What to work on:
Hunt for the word "nemala" across the entries below, copying each line that holds it.
— BEGIN Raw data —
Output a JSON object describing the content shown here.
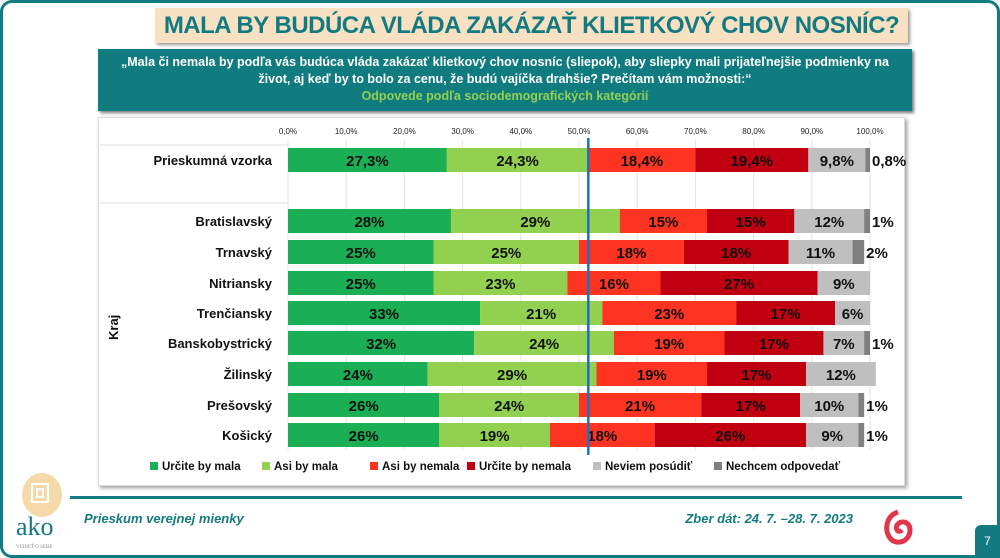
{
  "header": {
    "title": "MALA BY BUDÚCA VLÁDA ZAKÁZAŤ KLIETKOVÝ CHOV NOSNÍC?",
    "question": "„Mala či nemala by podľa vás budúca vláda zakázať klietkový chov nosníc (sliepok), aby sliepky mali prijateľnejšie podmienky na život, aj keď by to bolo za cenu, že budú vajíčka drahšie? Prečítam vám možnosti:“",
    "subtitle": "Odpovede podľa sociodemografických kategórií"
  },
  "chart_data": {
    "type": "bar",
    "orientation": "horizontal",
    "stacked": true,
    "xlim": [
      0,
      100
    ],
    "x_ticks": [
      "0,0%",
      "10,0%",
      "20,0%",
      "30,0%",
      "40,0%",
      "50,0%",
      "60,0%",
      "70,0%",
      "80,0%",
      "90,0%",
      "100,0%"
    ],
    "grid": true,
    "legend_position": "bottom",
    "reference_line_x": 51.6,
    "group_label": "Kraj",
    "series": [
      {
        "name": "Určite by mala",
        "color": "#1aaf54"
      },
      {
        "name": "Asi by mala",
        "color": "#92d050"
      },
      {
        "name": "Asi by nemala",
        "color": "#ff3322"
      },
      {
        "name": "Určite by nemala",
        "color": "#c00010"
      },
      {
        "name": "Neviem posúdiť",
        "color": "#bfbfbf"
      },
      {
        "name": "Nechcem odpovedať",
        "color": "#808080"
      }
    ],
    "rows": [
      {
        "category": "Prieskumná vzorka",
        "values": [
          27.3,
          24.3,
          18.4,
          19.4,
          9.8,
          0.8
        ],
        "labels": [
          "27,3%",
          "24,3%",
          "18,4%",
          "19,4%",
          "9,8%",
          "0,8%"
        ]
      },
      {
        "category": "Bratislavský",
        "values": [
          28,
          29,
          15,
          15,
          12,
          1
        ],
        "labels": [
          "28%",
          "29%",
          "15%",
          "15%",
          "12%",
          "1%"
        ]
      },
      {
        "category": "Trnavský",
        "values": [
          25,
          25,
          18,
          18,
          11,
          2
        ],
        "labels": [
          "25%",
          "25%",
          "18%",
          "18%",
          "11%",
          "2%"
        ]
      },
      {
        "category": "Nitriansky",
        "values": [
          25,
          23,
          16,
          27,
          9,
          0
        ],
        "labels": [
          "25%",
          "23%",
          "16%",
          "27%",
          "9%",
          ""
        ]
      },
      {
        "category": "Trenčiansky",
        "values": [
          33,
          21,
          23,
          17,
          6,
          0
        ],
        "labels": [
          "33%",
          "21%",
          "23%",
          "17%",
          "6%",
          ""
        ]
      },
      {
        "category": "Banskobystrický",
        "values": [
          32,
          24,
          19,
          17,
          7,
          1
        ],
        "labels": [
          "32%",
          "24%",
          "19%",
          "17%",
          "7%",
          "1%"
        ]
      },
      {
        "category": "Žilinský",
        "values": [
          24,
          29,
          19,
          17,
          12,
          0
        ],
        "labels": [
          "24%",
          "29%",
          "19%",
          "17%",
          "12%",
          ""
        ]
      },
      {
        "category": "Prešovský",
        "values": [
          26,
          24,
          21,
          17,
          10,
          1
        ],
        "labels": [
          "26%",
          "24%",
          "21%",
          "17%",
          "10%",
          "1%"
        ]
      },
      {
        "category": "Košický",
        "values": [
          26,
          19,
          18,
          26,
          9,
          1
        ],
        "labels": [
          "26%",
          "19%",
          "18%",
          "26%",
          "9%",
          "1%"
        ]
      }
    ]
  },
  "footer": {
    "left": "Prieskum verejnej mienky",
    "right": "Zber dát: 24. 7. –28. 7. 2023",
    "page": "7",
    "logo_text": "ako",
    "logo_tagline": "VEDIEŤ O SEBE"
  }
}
— END Raw data —
Task response:
    "question": "„Mala či nemala by podľa vás budúca vláda zakázať klietkový chov nosníc (sliepok), aby sliepky mali prijateľnejšie podmienky na život, aj keď by to bolo za cenu, že budú vajíčka drahšie? Prečítam vám možnosti:“",
        "name": "Asi by nemala",
        "name": "Určite by nemala",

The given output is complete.